• **WHAT IS ASKED**:
All of the entries need to be written out again, exactly as they are.

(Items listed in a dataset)
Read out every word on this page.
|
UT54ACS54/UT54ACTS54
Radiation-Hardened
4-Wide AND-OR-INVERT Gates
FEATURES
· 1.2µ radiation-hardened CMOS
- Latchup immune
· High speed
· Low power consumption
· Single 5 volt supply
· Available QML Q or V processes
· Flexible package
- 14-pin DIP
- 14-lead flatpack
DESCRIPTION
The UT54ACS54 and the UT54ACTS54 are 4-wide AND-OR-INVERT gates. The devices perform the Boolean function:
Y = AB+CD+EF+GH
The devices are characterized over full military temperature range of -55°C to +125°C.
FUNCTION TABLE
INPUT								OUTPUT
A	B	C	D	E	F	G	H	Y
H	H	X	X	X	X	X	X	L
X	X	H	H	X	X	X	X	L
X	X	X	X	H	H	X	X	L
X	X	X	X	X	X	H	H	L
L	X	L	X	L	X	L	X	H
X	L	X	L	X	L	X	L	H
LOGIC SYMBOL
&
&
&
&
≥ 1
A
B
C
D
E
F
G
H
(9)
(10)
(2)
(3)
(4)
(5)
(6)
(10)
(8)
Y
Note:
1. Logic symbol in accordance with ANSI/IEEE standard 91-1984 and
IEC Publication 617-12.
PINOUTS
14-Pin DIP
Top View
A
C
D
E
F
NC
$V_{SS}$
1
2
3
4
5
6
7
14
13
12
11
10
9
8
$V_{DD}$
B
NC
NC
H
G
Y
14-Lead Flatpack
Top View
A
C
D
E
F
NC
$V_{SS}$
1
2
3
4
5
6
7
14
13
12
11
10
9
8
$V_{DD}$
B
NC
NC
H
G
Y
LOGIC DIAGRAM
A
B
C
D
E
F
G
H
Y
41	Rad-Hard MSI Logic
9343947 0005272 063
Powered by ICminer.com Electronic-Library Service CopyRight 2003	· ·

• **RESULT FOR THIS TASK**:
Read out every word on this page.
|
UT54ACS54/UT54ACTS54
Radiation-Hardened
4-Wide AND-OR-INVERT Gates
FEATURES
· 1.2µ radiation-hardened CMOS
- Latchup immune
· High speed
· Low power consumption
· Single 5 volt supply
· Available QML Q or V processes
· Flexible package
- 14-pin DIP
- 14-lead flatpack
DESCRIPTION
The UT54ACS54 and the UT54ACTS54 are 4-wide AND-OR-INVERT gates. The devices perform the Boolean function:
Y = AB+CD+EF+GH
The devices are characterized over full military temperature range of -55°C to +125°C.
FUNCTION TABLE
INPUT								OUTPUT
A	B	C	D	E	F	G	H	Y
H	H	X	X	X	X	X	X	L
X	X	H	H	X	X	X	X	L
X	X	X	X	H	H	X	X	L
X	X	X	X	X	X	H	H	L
L	X	L	X	L	X	L	X	H
X	L	X	L	X	L	X	L	H
LOGIC SYMBOL
&
&
&
&
≥ 1
A
B
C
D
E
F
G
H
(9)
(10)
(2)
(3)
(4)
(5)
(6)
(10)
(8)
Y
Note:
1. Logic symbol in accordance with ANSI/IEEE standard 91-1984 and
IEC Publication 617-12.
PINOUTS
14-Pin DIP
Top View
A
C
D
E
F
NC
$V_{SS}$
1
2
3
4
5
6
7
14
13
12
11
10
9
8
$V_{DD}$
B
NC
NC
H
G
Y
14-Lead Flatpack
Top View
A
C
D
E
F
NC
$V_{SS}$
1
2
3
4
5
6
7
14
13
12
11
10
9
8
$V_{DD}$
B
NC
NC
H
G
Y
LOGIC DIAGRAM
A
B
C
D
E
F
G
H
Y
41	Rad-Hard MSI Logic
9343947 0005272 063
Powered by ICminer.com Electronic-Library Service CopyRight 2003	· ·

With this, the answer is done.